- **GIVEN INSTRUCTION**: Identify the lines that contain the word "Θεολογικῆς" and copy each one.

- **EXTRACTED RECORDS**:
START

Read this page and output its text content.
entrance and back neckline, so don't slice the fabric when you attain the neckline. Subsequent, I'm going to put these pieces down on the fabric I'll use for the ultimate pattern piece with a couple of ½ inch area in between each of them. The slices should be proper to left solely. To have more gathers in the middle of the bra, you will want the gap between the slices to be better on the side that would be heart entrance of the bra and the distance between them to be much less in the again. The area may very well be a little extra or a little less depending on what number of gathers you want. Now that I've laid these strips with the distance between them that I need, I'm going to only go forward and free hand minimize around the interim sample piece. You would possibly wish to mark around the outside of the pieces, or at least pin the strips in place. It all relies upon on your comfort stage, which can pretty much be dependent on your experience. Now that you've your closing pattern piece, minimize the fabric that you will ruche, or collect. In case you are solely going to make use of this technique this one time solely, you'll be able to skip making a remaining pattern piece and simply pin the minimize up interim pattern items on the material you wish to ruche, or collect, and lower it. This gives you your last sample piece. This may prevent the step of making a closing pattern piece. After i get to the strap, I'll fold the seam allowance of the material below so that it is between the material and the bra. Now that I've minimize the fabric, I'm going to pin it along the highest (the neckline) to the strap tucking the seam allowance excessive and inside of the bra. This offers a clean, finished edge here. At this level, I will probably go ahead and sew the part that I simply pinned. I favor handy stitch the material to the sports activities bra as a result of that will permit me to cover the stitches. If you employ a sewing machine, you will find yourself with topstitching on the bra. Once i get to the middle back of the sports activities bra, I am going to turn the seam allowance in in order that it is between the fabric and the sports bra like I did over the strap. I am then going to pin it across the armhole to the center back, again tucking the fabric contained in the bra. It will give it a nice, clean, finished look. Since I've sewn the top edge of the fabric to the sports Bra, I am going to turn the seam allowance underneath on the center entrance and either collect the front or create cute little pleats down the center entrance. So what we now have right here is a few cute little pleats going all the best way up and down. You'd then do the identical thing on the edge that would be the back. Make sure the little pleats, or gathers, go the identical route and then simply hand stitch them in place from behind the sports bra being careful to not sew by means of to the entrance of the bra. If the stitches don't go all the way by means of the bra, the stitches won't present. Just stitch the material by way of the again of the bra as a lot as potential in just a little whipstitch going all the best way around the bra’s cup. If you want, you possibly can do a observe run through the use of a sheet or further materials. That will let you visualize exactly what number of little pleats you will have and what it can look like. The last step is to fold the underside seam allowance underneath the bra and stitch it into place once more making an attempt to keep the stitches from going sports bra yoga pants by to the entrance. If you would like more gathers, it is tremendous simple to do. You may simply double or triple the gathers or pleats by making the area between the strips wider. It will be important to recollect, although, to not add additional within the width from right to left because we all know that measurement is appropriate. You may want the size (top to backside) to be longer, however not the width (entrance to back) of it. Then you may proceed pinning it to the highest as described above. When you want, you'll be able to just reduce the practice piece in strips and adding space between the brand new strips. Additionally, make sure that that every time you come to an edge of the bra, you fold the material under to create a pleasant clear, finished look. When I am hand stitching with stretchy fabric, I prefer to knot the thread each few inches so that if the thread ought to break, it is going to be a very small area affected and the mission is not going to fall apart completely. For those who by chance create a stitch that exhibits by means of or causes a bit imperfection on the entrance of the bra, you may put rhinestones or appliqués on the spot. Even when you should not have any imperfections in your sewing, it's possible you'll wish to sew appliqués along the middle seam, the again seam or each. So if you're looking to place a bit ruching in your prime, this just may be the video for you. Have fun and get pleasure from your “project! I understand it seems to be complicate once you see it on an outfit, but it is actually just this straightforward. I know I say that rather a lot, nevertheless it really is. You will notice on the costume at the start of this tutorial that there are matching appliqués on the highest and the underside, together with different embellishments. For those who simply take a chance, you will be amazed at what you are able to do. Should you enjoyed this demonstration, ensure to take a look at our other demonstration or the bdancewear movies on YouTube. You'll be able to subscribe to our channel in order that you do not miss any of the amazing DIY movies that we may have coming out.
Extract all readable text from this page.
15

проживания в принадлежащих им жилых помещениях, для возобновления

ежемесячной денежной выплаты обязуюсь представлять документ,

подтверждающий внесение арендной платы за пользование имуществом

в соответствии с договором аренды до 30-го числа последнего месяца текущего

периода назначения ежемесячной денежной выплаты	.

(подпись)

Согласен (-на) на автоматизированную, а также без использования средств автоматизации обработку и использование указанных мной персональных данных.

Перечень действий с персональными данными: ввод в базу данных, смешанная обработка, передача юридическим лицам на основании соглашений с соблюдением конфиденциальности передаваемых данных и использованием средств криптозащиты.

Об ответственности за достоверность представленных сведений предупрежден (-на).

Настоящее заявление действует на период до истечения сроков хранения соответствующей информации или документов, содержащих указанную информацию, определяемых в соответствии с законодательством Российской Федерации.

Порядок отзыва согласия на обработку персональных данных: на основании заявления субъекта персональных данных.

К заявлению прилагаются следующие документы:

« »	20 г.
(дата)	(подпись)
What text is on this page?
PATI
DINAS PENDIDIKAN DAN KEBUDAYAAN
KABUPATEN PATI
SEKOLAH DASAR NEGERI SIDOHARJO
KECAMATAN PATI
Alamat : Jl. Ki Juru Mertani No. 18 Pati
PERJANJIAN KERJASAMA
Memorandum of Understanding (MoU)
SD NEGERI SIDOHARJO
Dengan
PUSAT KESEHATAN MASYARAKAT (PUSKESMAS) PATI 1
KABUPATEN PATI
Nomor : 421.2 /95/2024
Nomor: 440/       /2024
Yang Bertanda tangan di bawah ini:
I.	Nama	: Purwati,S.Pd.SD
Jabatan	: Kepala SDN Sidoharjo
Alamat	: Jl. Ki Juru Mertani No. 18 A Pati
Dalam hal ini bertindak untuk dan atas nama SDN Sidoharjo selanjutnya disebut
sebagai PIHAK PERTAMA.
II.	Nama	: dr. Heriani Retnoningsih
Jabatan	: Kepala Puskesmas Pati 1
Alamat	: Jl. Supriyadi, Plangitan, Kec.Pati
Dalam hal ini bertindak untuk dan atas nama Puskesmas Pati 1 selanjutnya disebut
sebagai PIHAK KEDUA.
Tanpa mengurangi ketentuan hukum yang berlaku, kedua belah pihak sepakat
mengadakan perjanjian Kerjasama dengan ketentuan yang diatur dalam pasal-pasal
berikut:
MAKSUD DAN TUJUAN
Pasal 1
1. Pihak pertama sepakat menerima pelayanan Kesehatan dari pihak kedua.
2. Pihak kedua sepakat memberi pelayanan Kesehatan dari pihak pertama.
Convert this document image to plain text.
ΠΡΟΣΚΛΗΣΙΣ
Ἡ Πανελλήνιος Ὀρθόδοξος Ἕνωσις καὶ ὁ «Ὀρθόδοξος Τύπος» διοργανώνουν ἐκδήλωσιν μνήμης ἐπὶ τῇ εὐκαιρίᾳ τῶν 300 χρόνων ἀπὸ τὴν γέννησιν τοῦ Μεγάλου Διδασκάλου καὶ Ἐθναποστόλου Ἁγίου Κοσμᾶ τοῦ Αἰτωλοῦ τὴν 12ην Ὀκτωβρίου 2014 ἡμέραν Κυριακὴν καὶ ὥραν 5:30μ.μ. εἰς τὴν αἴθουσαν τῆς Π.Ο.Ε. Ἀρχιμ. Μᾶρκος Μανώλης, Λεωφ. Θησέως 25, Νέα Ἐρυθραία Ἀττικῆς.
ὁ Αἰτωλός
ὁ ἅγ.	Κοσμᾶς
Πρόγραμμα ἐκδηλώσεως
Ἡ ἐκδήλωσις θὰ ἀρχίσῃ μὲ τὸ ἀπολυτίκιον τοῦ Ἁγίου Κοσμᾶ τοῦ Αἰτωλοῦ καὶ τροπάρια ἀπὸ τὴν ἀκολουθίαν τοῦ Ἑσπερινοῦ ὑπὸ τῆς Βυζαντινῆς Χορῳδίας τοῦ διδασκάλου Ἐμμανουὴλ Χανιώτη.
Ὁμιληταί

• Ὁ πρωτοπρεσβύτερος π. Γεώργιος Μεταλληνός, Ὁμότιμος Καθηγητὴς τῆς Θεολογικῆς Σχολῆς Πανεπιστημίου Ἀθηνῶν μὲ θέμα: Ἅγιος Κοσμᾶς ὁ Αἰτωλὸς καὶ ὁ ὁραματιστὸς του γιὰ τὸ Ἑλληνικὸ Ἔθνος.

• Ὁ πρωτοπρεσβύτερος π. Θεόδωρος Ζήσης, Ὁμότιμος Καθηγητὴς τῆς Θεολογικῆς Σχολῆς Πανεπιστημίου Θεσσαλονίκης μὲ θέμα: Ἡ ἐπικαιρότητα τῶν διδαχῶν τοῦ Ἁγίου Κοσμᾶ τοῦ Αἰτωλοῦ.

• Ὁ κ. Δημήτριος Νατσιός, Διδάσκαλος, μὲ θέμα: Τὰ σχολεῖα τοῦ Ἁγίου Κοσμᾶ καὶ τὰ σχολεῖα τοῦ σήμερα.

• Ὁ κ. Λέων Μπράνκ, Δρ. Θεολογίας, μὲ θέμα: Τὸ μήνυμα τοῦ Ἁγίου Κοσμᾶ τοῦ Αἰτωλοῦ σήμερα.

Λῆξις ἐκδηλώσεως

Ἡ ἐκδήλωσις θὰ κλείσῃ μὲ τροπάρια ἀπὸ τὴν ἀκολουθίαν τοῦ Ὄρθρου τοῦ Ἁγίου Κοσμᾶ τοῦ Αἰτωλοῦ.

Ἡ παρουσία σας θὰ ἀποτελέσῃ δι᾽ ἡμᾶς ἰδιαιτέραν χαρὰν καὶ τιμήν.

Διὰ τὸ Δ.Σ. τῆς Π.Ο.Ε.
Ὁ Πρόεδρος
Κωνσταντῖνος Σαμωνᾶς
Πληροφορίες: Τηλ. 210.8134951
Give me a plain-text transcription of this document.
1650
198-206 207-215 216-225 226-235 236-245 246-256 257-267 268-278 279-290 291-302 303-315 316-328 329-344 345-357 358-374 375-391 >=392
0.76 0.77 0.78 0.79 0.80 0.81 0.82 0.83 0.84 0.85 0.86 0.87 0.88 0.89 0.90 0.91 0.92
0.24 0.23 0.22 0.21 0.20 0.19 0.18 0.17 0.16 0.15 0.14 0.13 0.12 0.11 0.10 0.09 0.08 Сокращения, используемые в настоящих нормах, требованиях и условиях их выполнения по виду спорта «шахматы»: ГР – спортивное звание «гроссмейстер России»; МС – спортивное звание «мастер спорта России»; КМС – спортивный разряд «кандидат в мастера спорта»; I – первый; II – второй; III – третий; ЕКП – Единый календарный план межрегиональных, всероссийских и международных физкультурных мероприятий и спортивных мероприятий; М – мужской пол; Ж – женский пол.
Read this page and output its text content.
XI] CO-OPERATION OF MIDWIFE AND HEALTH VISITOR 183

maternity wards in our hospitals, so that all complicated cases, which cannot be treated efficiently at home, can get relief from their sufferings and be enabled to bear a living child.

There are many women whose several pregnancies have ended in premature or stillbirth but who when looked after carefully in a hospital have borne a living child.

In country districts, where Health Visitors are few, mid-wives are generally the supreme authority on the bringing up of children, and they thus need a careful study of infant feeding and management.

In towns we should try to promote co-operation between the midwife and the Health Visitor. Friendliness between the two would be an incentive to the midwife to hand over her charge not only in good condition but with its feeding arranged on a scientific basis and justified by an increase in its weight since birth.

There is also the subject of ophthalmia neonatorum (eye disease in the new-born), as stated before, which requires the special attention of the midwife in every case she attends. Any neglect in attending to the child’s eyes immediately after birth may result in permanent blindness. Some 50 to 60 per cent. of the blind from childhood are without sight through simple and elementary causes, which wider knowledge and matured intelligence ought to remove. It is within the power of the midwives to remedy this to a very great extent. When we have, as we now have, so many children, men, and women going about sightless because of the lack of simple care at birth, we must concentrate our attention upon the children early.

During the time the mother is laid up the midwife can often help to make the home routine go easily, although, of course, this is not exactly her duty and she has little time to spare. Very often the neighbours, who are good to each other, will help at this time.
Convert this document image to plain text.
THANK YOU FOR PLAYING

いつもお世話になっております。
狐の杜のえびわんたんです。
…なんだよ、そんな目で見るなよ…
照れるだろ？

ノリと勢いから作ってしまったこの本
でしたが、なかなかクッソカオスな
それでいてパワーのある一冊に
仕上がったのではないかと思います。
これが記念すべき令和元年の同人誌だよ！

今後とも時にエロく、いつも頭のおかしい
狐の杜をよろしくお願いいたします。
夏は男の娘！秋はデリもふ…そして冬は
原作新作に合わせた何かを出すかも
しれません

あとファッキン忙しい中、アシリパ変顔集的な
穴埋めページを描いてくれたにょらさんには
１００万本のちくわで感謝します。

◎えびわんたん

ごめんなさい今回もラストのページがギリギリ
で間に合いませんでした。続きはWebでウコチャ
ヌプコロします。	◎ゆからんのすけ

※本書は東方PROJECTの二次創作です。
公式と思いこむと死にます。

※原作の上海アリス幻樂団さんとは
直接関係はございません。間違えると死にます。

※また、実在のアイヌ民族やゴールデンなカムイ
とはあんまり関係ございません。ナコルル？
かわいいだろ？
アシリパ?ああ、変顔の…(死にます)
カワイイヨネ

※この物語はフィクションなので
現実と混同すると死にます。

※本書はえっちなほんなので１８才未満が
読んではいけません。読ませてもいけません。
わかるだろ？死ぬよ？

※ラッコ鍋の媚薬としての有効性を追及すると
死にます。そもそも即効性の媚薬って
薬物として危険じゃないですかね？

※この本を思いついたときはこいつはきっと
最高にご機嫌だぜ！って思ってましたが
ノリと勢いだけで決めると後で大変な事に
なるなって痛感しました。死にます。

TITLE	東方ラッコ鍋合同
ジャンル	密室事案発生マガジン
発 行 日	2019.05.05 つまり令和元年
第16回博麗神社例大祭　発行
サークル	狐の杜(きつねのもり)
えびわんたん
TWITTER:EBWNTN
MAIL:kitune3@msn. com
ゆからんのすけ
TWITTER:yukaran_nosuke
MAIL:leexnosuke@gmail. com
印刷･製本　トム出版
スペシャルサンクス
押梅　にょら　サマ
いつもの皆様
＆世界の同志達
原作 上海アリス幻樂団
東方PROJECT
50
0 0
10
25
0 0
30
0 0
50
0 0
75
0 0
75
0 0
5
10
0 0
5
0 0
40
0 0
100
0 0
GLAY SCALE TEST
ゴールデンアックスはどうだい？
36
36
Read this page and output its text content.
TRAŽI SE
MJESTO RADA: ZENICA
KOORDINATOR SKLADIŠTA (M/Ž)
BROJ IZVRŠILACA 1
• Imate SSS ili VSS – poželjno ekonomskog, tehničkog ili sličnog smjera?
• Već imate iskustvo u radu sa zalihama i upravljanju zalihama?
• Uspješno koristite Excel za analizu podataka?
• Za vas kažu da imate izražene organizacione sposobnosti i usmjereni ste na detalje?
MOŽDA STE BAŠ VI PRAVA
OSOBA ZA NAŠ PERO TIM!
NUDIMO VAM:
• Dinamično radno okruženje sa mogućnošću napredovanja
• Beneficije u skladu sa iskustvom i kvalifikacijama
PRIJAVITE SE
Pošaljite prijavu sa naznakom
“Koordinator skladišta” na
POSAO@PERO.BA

END

- **CORRECT ANSWER**:
• Ὁ πρωτοπρεσβύτερος π. Γεώργιος Μεταλληνός, Ὁμότιμος Καθηγητὴς τῆς Θεολογικῆς Σχολῆς Πανεπιστημίου Ἀθηνῶν μὲ θέμα: Ἅγιος Κοσμᾶς ὁ Αἰτωλὸς καὶ ὁ ὁραματιστὸς του γιὰ τὸ Ἑλληνικὸ Ἔθνος.
• Ὁ πρωτοπρεσβύτερος π. Θεόδωρος Ζήσης, Ὁμότιμος Καθηγητὴς τῆς Θεολογικῆς Σχολῆς Πανεπιστημίου Θεσσαλονίκης μὲ θέμα: Ἡ ἐπικαιρότητα τῶν διδαχῶν τοῦ Ἁγίου Κοσμᾶ τοῦ Αἰτωλοῦ.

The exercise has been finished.